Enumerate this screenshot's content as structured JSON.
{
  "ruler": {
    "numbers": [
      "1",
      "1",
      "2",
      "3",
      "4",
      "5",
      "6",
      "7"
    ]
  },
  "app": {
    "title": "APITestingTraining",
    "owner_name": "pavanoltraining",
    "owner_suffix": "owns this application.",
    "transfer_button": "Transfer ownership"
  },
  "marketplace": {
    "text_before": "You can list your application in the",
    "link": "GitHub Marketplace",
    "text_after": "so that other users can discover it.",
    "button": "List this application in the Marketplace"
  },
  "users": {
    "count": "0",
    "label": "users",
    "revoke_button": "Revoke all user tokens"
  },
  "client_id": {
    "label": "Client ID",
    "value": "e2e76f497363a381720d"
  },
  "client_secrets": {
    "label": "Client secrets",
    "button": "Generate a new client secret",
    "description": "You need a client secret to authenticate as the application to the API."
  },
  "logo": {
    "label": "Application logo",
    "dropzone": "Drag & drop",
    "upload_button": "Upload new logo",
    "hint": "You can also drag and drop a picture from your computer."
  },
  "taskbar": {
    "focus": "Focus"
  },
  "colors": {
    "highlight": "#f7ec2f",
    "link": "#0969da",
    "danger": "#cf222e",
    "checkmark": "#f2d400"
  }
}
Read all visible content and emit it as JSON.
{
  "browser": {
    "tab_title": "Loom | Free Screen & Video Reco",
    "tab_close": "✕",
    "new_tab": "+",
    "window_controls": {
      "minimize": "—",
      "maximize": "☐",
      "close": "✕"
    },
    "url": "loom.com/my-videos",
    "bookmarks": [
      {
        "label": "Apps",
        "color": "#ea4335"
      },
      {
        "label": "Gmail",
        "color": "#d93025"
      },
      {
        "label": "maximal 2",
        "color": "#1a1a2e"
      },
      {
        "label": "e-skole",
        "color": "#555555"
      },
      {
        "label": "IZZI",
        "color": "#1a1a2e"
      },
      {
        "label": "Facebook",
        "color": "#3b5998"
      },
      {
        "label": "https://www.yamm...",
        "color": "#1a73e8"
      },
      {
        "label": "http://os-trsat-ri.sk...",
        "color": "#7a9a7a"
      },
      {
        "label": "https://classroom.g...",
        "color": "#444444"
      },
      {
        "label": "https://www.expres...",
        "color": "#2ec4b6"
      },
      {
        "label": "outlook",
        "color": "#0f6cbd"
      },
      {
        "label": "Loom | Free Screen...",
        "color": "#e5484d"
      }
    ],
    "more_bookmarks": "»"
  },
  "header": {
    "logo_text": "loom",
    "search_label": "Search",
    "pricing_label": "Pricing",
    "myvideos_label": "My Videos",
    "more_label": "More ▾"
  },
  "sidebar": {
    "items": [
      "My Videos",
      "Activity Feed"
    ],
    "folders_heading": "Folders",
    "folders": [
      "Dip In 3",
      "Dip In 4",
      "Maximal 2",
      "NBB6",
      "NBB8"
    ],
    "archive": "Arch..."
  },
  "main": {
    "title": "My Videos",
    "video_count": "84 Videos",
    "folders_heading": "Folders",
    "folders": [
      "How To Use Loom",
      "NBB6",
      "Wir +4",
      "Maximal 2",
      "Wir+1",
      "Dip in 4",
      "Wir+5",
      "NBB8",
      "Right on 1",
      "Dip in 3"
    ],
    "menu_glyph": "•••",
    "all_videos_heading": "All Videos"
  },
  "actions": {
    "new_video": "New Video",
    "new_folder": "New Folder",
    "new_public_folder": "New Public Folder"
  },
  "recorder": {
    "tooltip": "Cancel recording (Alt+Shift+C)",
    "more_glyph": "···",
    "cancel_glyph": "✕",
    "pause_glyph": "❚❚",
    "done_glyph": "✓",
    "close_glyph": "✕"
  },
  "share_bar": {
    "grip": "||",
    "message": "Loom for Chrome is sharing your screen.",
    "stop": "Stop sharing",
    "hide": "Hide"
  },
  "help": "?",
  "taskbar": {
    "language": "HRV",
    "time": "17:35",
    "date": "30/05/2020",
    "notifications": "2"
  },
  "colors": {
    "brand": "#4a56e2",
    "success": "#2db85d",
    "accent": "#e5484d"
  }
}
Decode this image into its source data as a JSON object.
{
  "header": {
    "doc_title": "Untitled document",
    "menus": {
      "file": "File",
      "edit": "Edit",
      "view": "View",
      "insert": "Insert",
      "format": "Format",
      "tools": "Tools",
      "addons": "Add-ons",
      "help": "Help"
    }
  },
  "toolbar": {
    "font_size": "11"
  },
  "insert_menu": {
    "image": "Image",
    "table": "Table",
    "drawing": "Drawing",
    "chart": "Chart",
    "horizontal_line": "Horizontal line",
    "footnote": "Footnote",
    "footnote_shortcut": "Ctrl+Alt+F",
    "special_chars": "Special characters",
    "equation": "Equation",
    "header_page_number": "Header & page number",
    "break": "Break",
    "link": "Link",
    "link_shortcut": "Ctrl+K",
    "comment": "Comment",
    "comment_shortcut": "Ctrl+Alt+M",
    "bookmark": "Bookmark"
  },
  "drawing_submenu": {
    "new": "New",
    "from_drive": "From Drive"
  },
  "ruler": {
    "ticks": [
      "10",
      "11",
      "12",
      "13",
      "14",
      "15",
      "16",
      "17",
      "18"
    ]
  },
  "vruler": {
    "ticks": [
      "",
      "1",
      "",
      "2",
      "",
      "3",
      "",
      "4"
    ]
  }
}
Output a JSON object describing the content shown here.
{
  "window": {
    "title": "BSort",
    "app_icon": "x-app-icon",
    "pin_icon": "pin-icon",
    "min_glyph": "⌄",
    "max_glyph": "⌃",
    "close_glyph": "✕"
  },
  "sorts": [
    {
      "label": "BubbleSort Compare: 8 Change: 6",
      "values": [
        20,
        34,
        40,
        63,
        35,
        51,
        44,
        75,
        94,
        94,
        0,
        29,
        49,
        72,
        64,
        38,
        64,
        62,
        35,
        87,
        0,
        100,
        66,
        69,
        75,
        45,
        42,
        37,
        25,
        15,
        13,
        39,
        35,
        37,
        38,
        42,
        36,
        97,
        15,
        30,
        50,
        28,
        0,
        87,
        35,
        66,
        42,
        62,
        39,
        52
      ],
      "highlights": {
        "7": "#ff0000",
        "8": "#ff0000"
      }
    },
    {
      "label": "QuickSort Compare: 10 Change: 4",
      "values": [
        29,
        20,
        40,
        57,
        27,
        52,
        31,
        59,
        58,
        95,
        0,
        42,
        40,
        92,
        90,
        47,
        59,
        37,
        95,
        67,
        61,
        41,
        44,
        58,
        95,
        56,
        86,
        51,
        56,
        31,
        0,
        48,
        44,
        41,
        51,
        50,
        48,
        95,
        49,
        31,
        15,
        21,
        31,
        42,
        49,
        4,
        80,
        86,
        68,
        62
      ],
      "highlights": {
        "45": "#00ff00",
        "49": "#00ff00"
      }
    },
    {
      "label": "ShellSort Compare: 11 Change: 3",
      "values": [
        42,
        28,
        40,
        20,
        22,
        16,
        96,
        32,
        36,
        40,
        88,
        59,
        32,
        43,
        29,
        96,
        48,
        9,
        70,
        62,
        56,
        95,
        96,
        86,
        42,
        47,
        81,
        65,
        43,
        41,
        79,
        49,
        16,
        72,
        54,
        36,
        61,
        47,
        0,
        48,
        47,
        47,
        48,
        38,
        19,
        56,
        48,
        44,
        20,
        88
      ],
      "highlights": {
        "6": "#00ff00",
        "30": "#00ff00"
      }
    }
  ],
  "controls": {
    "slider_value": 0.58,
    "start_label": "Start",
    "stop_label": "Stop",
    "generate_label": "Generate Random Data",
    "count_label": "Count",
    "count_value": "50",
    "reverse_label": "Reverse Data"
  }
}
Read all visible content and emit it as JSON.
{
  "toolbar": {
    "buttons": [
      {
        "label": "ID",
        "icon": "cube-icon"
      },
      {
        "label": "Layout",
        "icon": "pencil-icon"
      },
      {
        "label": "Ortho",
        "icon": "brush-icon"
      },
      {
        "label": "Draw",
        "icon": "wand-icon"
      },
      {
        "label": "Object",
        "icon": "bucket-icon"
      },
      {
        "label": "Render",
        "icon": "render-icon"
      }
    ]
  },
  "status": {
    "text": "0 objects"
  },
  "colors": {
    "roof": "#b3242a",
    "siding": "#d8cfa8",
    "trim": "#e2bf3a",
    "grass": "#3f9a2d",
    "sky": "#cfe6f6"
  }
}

____

WHAT TO WORK ON: Find the lines above that include the string "content" and copy them.

RESULT FOR THIS EXERCISE:
Enumerate this screenshot's content as structured JSON.
Read all visible content and emit it as JSON.
Output a JSON object describing the content shown here.
Read all visible content and emit it as JSON.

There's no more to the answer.